What the task requires — Every record that follows must be duplicated exactly, with images left out.

┄┄┄┄┄┄

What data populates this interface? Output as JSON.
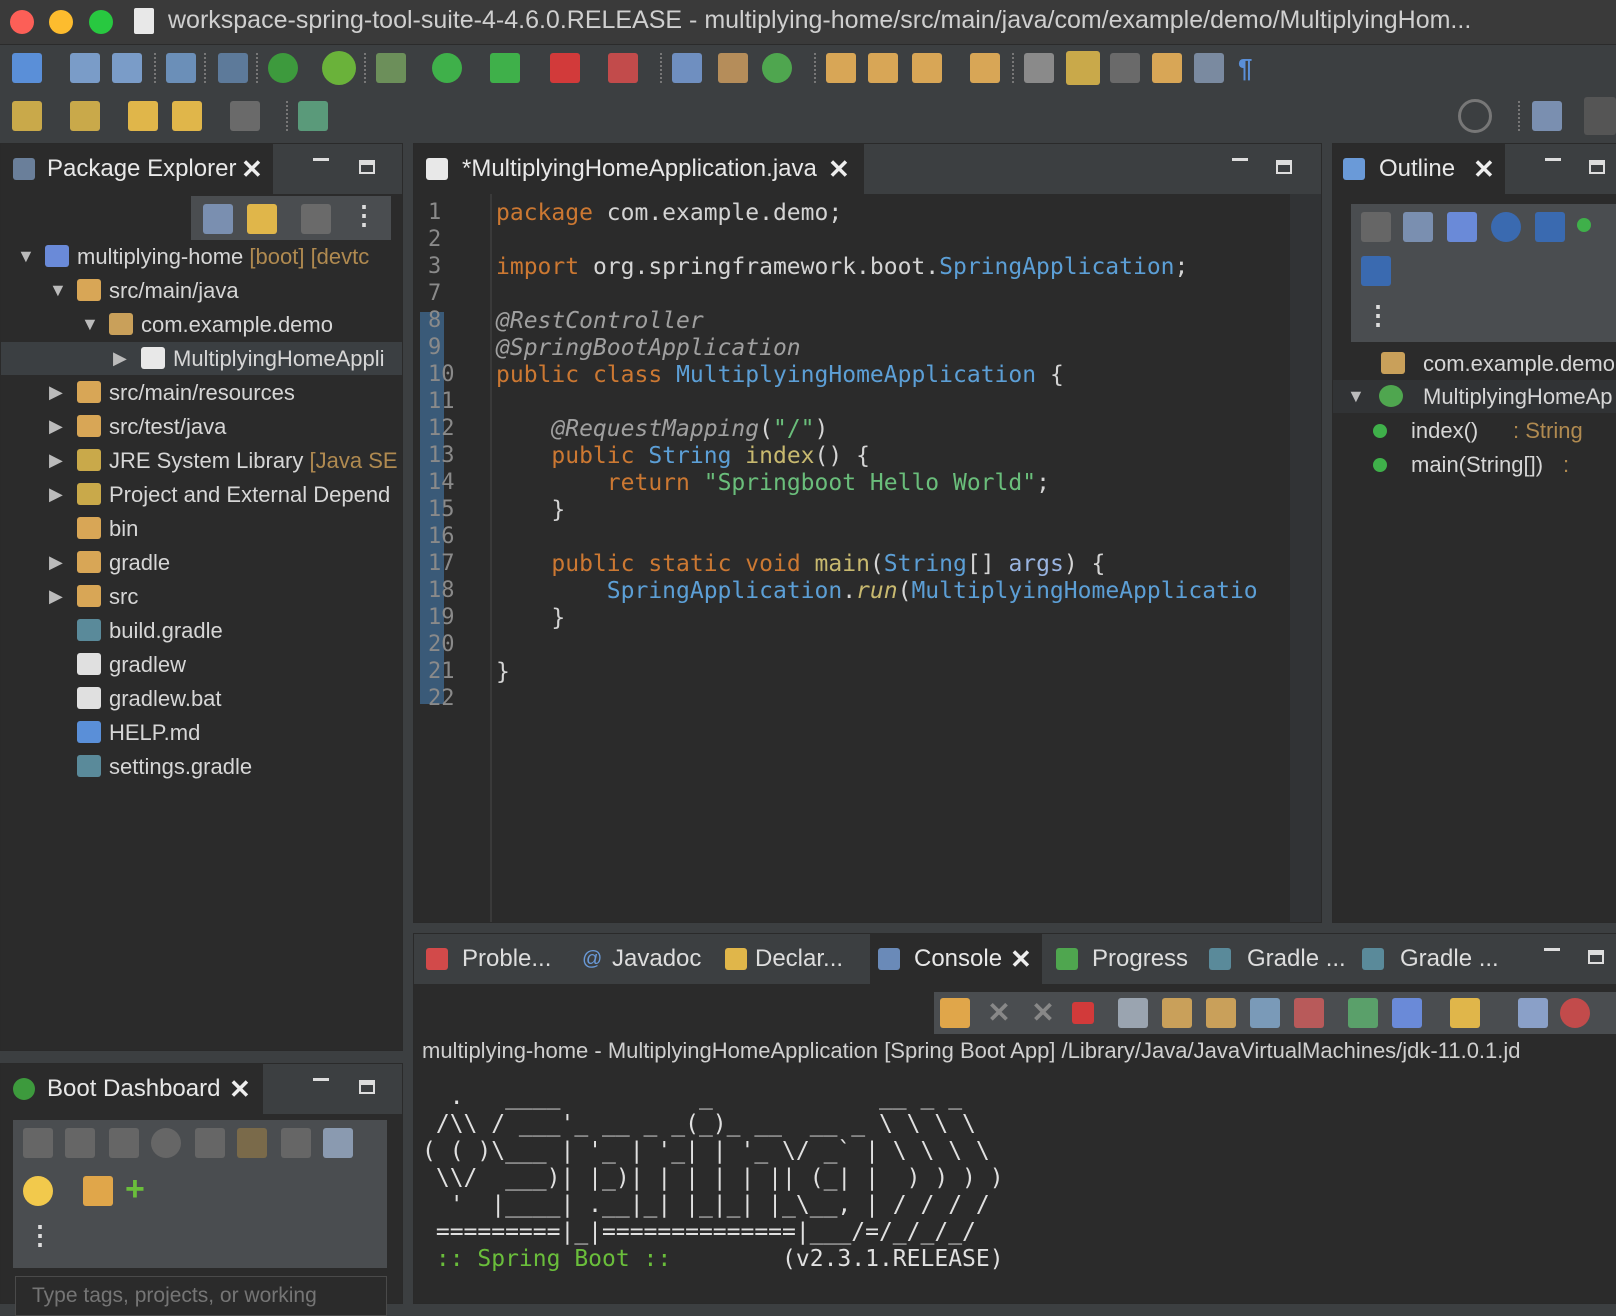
{
  "window": {
    "title": "workspace-spring-tool-suite-4-4.6.0.RELEASE - multiplying-home/src/main/java/com/example/demo/MultiplyingHom..."
  },
  "package_explorer": {
    "tab_label": "Package Explorer",
    "tree": [
      {
        "label": "multiplying-home",
        "decoration": " [boot] [devtc",
        "level": 0,
        "twisty": "expanded",
        "icon": "project-icon"
      },
      {
        "label": "src/main/java",
        "decoration": "",
        "level": 1,
        "twisty": "expanded",
        "icon": "source-folder-icon"
      },
      {
        "label": "com.example.demo",
        "decoration": "",
        "level": 2,
        "twisty": "expanded",
        "icon": "package-icon"
      },
      {
        "label": "MultiplyingHomeAppli",
        "decoration": "",
        "level": 3,
        "twisty": "collapsed",
        "icon": "java-file-icon",
        "selected": true
      },
      {
        "label": "src/main/resources",
        "decoration": "",
        "level": 1,
        "twisty": "collapsed",
        "icon": "source-folder-icon"
      },
      {
        "label": "src/test/java",
        "decoration": "",
        "level": 1,
        "twisty": "collapsed",
        "icon": "source-folder-icon"
      },
      {
        "label": "JRE System Library",
        "decoration": " [Java SE",
        "level": 1,
        "twisty": "collapsed",
        "icon": "library-icon"
      },
      {
        "label": "Project and External Depend",
        "decoration": "",
        "level": 1,
        "twisty": "collapsed",
        "icon": "library-icon"
      },
      {
        "label": "bin",
        "decoration": "",
        "level": 1,
        "twisty": "none",
        "icon": "folder-icon"
      },
      {
        "label": "gradle",
        "decoration": "",
        "level": 1,
        "twisty": "collapsed",
        "icon": "folder-icon"
      },
      {
        "label": "src",
        "decoration": "",
        "level": 1,
        "twisty": "collapsed",
        "icon": "folder-icon"
      },
      {
        "label": "build.gradle",
        "decoration": "",
        "level": 1,
        "twisty": "none",
        "icon": "gradle-file-icon"
      },
      {
        "label": "gradlew",
        "decoration": "",
        "level": 1,
        "twisty": "none",
        "icon": "text-file-icon"
      },
      {
        "label": "gradlew.bat",
        "decoration": "",
        "level": 1,
        "twisty": "none",
        "icon": "text-file-icon"
      },
      {
        "label": "HELP.md",
        "decoration": "",
        "level": 1,
        "twisty": "none",
        "icon": "markdown-file-icon"
      },
      {
        "label": "settings.gradle",
        "decoration": "",
        "level": 1,
        "twisty": "none",
        "icon": "gradle-file-icon"
      }
    ]
  },
  "boot_dashboard": {
    "tab_label": "Boot Dashboard",
    "filter_placeholder": "Type tags, projects, or working"
  },
  "editor": {
    "tab_label": "*MultiplyingHomeApplication.java",
    "lines": [
      {
        "n": "1",
        "t": "package com.example.demo;"
      },
      {
        "n": "2",
        "t": ""
      },
      {
        "n": "3",
        "t": "import org.springframework.boot.SpringApplication;"
      },
      {
        "n": "7",
        "t": ""
      },
      {
        "n": "8",
        "t": "@RestController"
      },
      {
        "n": "9",
        "t": "@SpringBootApplication"
      },
      {
        "n": "10",
        "t": "public class MultiplyingHomeApplication {"
      },
      {
        "n": "11",
        "t": ""
      },
      {
        "n": "12",
        "t": "    @RequestMapping(\"/\")"
      },
      {
        "n": "13",
        "t": "    public String index() {"
      },
      {
        "n": "14",
        "t": "        return \"Springboot Hello World\";"
      },
      {
        "n": "15",
        "t": "    }"
      },
      {
        "n": "16",
        "t": ""
      },
      {
        "n": "17",
        "t": "    public static void main(String[] args) {"
      },
      {
        "n": "18",
        "t": "        SpringApplication.run(MultiplyingHomeApplicatio"
      },
      {
        "n": "19",
        "t": "    }"
      },
      {
        "n": "20",
        "t": ""
      },
      {
        "n": "21",
        "t": "}"
      },
      {
        "n": "22",
        "t": ""
      }
    ]
  },
  "outline": {
    "tab_label": "Outline",
    "items": [
      {
        "label": "com.example.demo",
        "suffix": ""
      },
      {
        "label": "MultiplyingHomeAp",
        "suffix": ""
      },
      {
        "label": "index()",
        "suffix": " : String"
      },
      {
        "label": "main(String[])",
        "suffix": " :"
      }
    ]
  },
  "bottom_tabs": {
    "problems": "Proble...",
    "javadoc": "Javadoc",
    "declaration": "Declar...",
    "console": "Console",
    "progress": "Progress",
    "gradle1": "Gradle ...",
    "gradle2": "Gradle ..."
  },
  "console": {
    "header": "multiplying-home - MultiplyingHomeApplication [Spring Boot App] /Library/Java/JavaVirtualMachines/jdk-11.0.1.jd",
    "banner": [
      "  .   ____          _            __ _ _",
      " /\\\\ / ___'_ __ _ _(_)_ __  __ _ \\ \\ \\ \\",
      "( ( )\\___ | '_ | '_| | '_ \\/ _` | \\ \\ \\ \\",
      " \\\\/  ___)| |_)| | | | | || (_| |  ) ) ) )",
      "  '  |____| .__|_| |_|_| |_\\__, | / / / /",
      " =========|_|==============|___/=/_/_/_/"
    ],
    "footer_left": " :: Spring Boot ::",
    "footer_right": "        (v2.3.1.RELEASE)"
  }
}
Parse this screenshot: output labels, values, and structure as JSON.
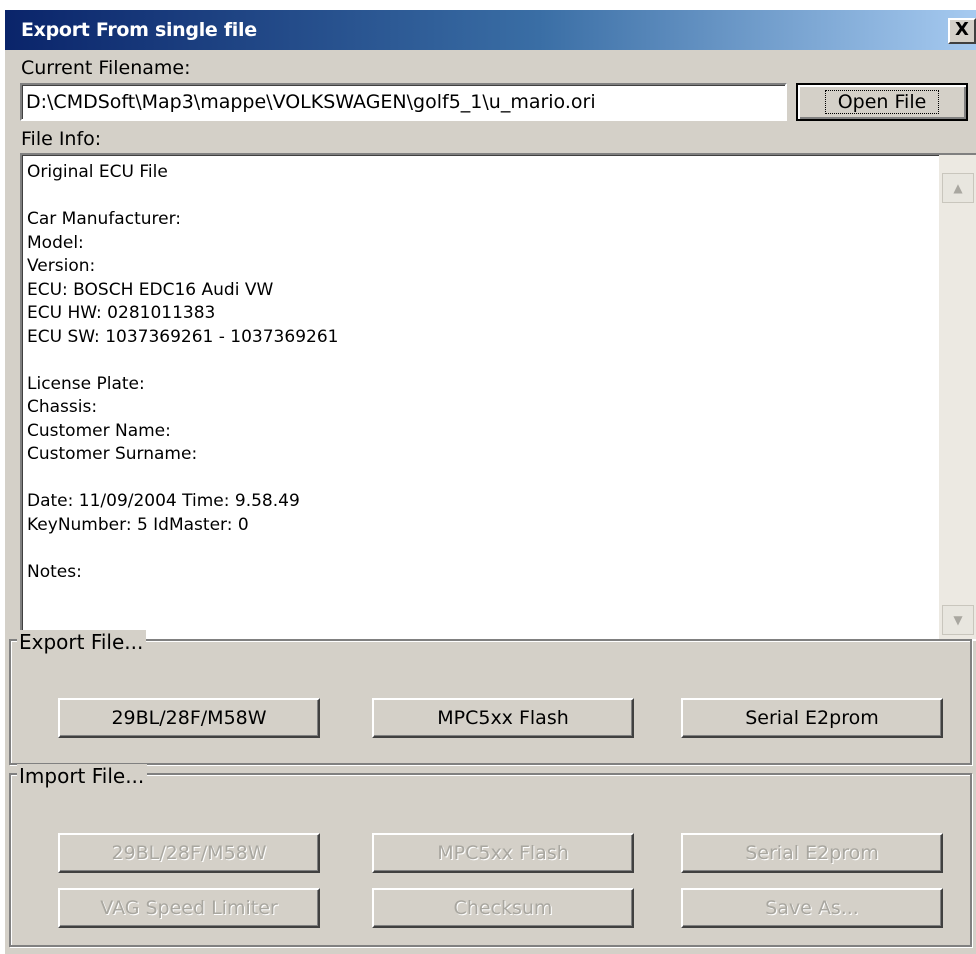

┄┄┄┄┄┄

Task response —
What data populates this interface? Output as JSON.
{
  "window": {
    "title": "workspace-spring-tool-suite-4-4.6.0.RELEASE - multiplying-home/src/main/java/com/example/demo/MultiplyingHom..."
  },
  "package_explorer": {
    "tab_label": "Package Explorer",
    "tree": [
      {
        "label": "multiplying-home",
        "decoration": " [boot] [devtc",
        "level": 0,
        "twisty": "expanded",
        "icon": "project-icon"
      },
      {
        "label": "src/main/java",
        "decoration": "",
        "level": 1,
        "twisty": "expanded",
        "icon": "source-folder-icon"
      },
      {
        "label": "com.example.demo",
        "decoration": "",
        "level": 2,
        "twisty": "expanded",
        "icon": "package-icon"
      },
      {
        "label": "MultiplyingHomeAppli",
        "decoration": "",
        "level": 3,
        "twisty": "collapsed",
        "icon": "java-file-icon",
        "selected": true
      },
      {
        "label": "src/main/resources",
        "decoration": "",
        "level": 1,
        "twisty": "collapsed",
        "icon": "source-folder-icon"
      },
      {
        "label": "src/test/java",
        "decoration": "",
        "level": 1,
        "twisty": "collapsed",
        "icon": "source-folder-icon"
      },
      {
        "label": "JRE System Library",
        "decoration": " [Java SE",
        "level": 1,
        "twisty": "collapsed",
        "icon": "library-icon"
      },
      {
        "label": "Project and External Depend",
        "decoration": "",
        "level": 1,
        "twisty": "collapsed",
        "icon": "library-icon"
      },
      {
        "label": "bin",
        "decoration": "",
        "level": 1,
        "twisty": "none",
        "icon": "folder-icon"
      },
      {
        "label": "gradle",
        "decoration": "",
        "level": 1,
        "twisty": "collapsed",
        "icon": "folder-icon"
      },
      {
        "label": "src",
        "decoration": "",
        "level": 1,
        "twisty": "collapsed",
        "icon": "folder-icon"
      },
      {
        "label": "build.gradle",
        "decoration": "",
        "level": 1,
        "twisty": "none",
        "icon": "gradle-file-icon"
      },
      {
        "label": "gradlew",
        "decoration": "",
        "level": 1,
        "twisty": "none",
        "icon": "text-file-icon"
      },
      {
        "label": "gradlew.bat",
        "decoration": "",
        "level": 1,
        "twisty": "none",
        "icon": "text-file-icon"
      },
      {
        "label": "HELP.md",
        "decoration": "",
        "level": 1,
        "twisty": "none",
        "icon": "markdown-file-icon"
      },
      {
        "label": "settings.gradle",
        "decoration": "",
        "level": 1,
        "twisty": "none",
        "icon": "gradle-file-icon"
      }
    ]
  },
  "boot_dashboard": {
    "tab_label": "Boot Dashboard",
    "filter_placeholder": "Type tags, projects, or working"
  },
  "editor": {
    "tab_label": "*MultiplyingHomeApplication.java",
    "lines": [
      {
        "n": "1",
        "t": "package com.example.demo;"
      },
      {
        "n": "2",
        "t": ""
      },
      {
        "n": "3",
        "t": "import org.springframework.boot.SpringApplication;"
      },
      {
        "n": "7",
        "t": ""
      },
      {
        "n": "8",
        "t": "@RestController"
      },
      {
        "n": "9",
        "t": "@SpringBootApplication"
      },
      {
        "n": "10",
        "t": "public class MultiplyingHomeApplication {"
      },
      {
        "n": "11",
        "t": ""
      },
      {
        "n": "12",
        "t": "    @RequestMapping(\"/\")"
      },
      {
        "n": "13",
        "t": "    public String index() {"
      },
      {
        "n": "14",
        "t": "        return \"Springboot Hello World\";"
      },
      {
        "n": "15",
        "t": "    }"
      },
      {
        "n": "16",
        "t": ""
      },
      {
        "n": "17",
        "t": "    public static void main(String[] args) {"
      },
      {
        "n": "18",
        "t": "        SpringApplication.run(MultiplyingHomeApplicatio"
      },
      {
        "n": "19",
        "t": "    }"
      },
      {
        "n": "20",
        "t": ""
      },
      {
        "n": "21",
        "t": "}"
      },
      {
        "n": "22",
        "t": ""
      }
    ]
  },
  "outline": {
    "tab_label": "Outline",
    "items": [
      {
        "label": "com.example.demo",
        "suffix": ""
      },
      {
        "label": "MultiplyingHomeAp",
        "suffix": ""
      },
      {
        "label": "index()",
        "suffix": " : String"
      },
      {
        "label": "main(String[])",
        "suffix": " :"
      }
    ]
  },
  "bottom_tabs": {
    "problems": "Proble...",
    "javadoc": "Javadoc",
    "declaration": "Declar...",
    "console": "Console",
    "progress": "Progress",
    "gradle1": "Gradle ...",
    "gradle2": "Gradle ..."
  },
  "console": {
    "header": "multiplying-home - MultiplyingHomeApplication [Spring Boot App] /Library/Java/JavaVirtualMachines/jdk-11.0.1.jd",
    "banner": [
      "  .   ____          _            __ _ _",
      " /\\\\ / ___'_ __ _ _(_)_ __  __ _ \\ \\ \\ \\",
      "( ( )\\___ | '_ | '_| | '_ \\/ _` | \\ \\ \\ \\",
      " \\\\/  ___)| |_)| | | | | || (_| |  ) ) ) )",
      "  '  |____| .__|_| |_|_| |_\\__, | / / / /",
      " =========|_|==============|___/=/_/_/_/"
    ],
    "footer_left": " :: Spring Boot ::",
    "footer_right": "        (v2.3.1.RELEASE)"
  }
}
Parse this screenshot: output labels, values, and structure as JSON.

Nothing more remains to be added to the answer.